Given task:
Copy out, from the entries below, each line holding the string "names".

Records to use:
⟨
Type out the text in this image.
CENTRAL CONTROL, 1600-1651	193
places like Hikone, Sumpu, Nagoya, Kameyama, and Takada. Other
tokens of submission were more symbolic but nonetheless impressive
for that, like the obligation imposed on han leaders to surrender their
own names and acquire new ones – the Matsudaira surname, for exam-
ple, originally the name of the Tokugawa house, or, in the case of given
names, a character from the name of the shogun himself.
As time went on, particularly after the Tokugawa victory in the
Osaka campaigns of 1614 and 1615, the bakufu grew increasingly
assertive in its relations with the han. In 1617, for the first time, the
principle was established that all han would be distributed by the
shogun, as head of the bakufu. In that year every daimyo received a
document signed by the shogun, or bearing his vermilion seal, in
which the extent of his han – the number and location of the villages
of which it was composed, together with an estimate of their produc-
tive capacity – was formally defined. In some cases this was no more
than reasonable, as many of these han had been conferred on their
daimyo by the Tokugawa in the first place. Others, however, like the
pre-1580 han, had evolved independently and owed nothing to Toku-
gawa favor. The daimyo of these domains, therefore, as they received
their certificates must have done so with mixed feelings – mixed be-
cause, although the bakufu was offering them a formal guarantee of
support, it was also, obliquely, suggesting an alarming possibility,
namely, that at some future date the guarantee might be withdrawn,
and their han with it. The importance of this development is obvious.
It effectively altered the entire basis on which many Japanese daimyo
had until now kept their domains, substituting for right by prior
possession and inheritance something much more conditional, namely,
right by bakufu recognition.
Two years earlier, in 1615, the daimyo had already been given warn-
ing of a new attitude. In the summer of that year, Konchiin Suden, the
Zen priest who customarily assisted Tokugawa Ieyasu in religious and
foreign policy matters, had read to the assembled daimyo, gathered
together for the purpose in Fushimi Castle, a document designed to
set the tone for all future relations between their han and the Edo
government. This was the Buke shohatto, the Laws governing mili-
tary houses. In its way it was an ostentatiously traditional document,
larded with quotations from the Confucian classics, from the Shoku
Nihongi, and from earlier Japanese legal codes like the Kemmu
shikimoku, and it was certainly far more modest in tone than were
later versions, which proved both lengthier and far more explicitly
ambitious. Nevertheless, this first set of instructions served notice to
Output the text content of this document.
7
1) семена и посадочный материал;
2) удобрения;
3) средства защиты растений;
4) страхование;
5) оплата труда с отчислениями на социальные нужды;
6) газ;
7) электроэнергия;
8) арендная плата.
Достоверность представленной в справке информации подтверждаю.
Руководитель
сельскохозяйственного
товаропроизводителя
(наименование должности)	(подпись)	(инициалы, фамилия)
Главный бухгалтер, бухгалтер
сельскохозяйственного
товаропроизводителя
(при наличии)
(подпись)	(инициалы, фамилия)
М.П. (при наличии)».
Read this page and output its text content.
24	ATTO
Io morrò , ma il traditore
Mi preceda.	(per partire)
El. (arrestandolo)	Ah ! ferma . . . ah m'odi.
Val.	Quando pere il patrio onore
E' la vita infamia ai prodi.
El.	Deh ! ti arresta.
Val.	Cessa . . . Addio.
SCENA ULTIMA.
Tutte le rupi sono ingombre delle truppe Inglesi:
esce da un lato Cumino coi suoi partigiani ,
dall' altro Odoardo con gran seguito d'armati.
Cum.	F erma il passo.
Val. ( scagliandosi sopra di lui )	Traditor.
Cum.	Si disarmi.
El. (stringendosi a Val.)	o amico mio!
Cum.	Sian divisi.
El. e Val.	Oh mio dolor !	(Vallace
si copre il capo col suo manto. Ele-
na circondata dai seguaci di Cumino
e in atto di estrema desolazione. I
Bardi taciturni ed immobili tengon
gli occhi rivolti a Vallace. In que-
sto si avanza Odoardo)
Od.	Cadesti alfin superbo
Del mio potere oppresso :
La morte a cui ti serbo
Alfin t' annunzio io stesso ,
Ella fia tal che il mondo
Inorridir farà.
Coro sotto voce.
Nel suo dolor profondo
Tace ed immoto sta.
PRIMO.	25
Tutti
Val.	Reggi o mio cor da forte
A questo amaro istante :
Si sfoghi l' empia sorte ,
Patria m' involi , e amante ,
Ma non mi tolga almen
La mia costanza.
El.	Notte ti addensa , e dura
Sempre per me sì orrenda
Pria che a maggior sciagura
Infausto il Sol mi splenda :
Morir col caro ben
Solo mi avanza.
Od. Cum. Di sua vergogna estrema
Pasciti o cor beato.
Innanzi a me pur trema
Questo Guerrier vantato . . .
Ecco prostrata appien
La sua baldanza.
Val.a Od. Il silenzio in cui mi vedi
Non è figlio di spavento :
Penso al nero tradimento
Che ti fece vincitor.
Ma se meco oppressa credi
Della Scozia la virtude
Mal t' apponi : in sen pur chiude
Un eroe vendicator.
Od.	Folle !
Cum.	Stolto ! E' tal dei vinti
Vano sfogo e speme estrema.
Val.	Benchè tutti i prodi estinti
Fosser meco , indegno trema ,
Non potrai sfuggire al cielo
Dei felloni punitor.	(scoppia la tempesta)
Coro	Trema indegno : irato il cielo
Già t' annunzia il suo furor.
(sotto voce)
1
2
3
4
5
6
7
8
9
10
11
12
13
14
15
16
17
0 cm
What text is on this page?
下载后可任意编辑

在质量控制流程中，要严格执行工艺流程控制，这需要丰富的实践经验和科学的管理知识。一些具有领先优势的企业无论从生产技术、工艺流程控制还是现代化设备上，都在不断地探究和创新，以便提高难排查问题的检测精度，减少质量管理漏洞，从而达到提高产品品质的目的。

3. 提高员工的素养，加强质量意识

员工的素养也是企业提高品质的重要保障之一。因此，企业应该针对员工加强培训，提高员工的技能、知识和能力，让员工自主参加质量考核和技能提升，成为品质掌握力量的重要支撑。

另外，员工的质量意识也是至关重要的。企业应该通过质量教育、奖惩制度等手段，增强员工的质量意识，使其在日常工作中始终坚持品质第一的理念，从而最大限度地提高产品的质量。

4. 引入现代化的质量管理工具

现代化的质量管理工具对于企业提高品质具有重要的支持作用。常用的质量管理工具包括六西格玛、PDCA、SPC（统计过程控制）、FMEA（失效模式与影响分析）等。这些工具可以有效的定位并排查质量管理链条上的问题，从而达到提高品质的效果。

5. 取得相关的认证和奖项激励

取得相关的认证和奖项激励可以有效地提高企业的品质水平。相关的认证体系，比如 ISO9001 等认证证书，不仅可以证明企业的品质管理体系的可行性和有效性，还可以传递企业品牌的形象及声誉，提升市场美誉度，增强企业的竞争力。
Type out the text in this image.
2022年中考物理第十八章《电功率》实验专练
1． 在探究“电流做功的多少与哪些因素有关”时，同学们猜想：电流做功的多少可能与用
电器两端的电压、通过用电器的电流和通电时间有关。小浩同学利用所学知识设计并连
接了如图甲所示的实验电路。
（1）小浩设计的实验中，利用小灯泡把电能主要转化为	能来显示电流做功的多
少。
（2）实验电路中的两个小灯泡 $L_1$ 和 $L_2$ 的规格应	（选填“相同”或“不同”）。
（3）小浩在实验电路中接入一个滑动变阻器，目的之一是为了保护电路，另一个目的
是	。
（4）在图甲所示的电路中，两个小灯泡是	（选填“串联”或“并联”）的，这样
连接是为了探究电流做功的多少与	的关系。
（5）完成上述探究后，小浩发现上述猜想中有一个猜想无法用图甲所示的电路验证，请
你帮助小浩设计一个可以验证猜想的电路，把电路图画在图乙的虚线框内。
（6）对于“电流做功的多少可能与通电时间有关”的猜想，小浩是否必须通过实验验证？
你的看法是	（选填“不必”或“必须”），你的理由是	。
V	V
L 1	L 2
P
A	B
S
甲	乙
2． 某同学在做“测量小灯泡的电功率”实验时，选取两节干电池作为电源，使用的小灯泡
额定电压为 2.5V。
⟩
The completed task:
own names and acquire new ones – the Matsudaira surname, for exam-
names, a character from the name of the shogun himself.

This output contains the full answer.